**** Supplied records ****

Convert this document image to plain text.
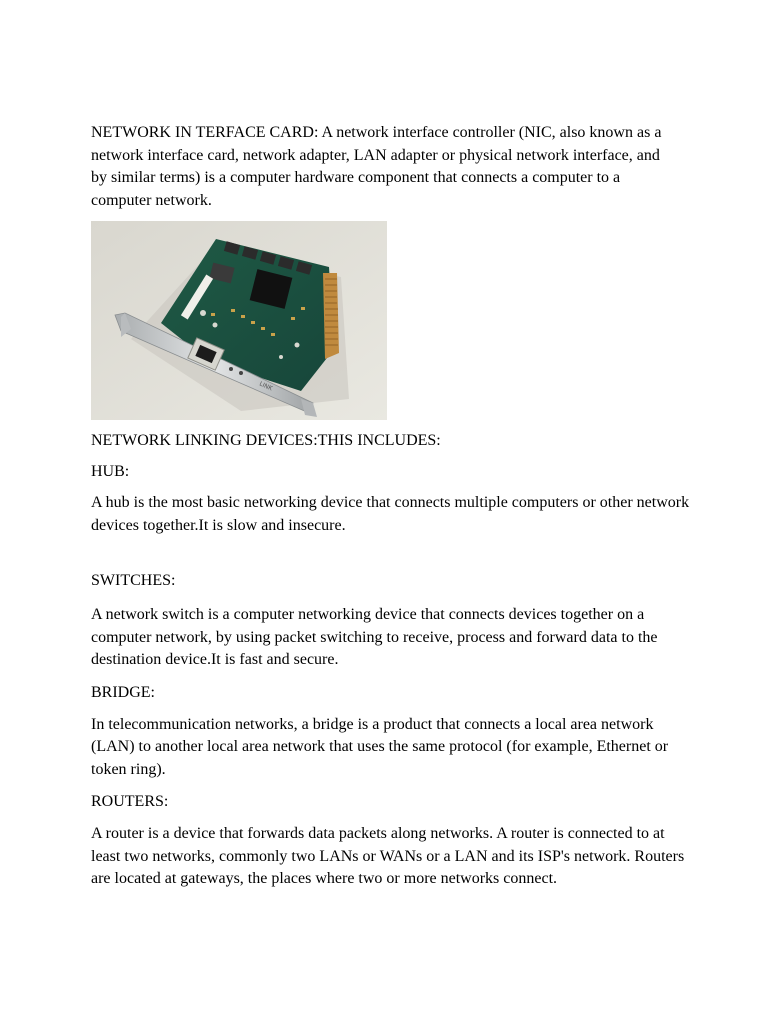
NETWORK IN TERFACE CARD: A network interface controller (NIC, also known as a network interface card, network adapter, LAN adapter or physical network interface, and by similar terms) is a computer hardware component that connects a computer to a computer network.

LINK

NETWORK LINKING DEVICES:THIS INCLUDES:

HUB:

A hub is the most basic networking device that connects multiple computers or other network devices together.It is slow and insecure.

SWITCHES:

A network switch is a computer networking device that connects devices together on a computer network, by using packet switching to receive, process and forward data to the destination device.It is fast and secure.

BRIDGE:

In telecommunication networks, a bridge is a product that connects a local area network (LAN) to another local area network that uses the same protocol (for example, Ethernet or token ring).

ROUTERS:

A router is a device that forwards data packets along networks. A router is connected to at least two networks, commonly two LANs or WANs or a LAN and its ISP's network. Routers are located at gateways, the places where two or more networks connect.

****
**** Supplied records ****

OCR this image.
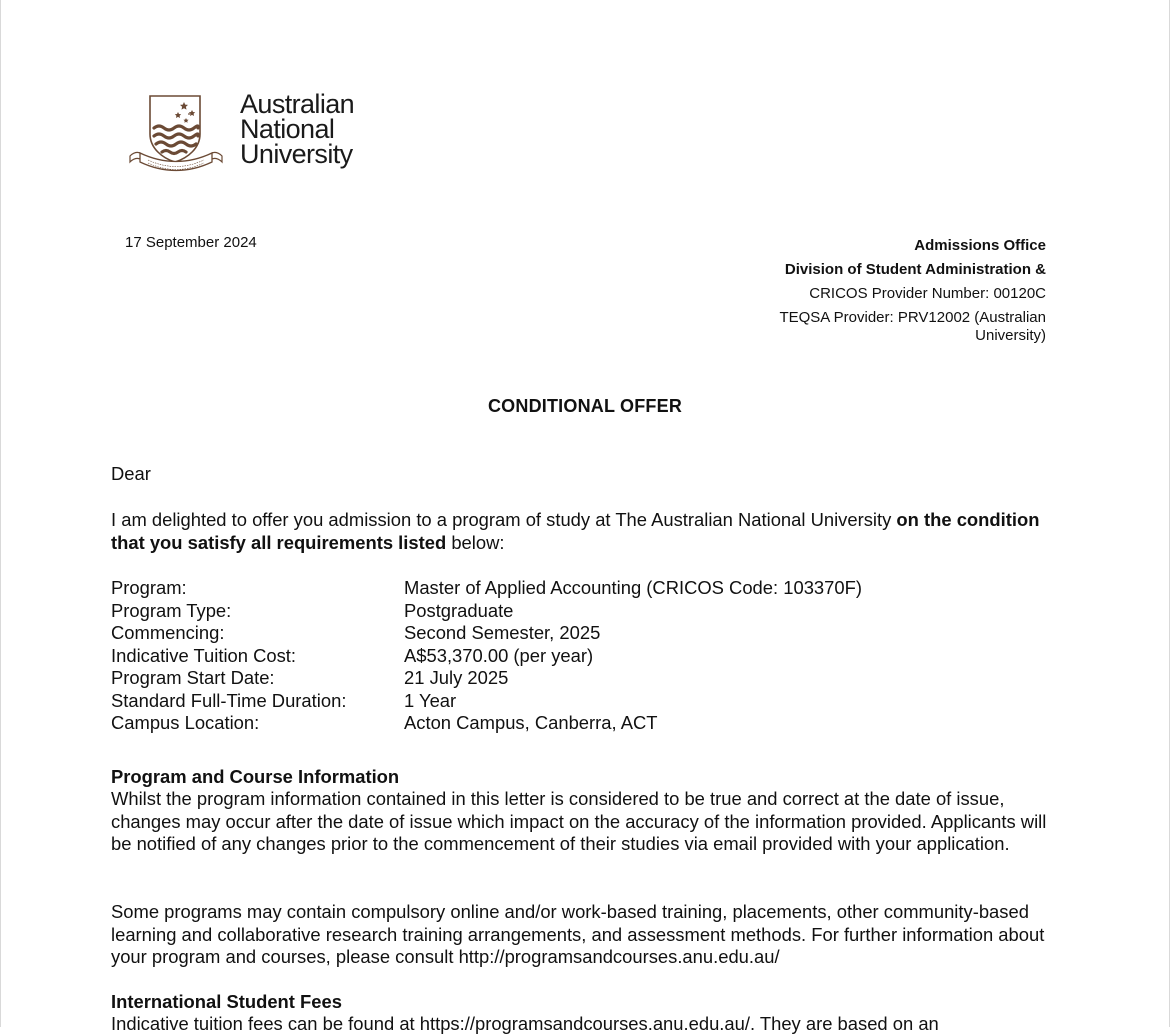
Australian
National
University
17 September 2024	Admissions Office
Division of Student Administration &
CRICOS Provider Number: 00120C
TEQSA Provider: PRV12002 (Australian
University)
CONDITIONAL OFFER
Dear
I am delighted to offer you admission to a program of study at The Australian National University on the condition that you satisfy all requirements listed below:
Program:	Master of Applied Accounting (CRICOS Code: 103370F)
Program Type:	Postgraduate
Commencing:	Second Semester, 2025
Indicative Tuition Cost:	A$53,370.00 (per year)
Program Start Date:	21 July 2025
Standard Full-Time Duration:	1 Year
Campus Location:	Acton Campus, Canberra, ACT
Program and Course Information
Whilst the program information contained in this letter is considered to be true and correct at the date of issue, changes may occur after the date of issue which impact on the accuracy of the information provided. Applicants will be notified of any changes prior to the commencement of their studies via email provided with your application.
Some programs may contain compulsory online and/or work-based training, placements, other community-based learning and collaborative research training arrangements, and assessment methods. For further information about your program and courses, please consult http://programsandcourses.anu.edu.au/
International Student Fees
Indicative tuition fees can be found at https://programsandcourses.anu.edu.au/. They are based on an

****

■ Your objective
Find how many lines of the entries contain "Indicative". Respond with the number only.

■ Solution below
2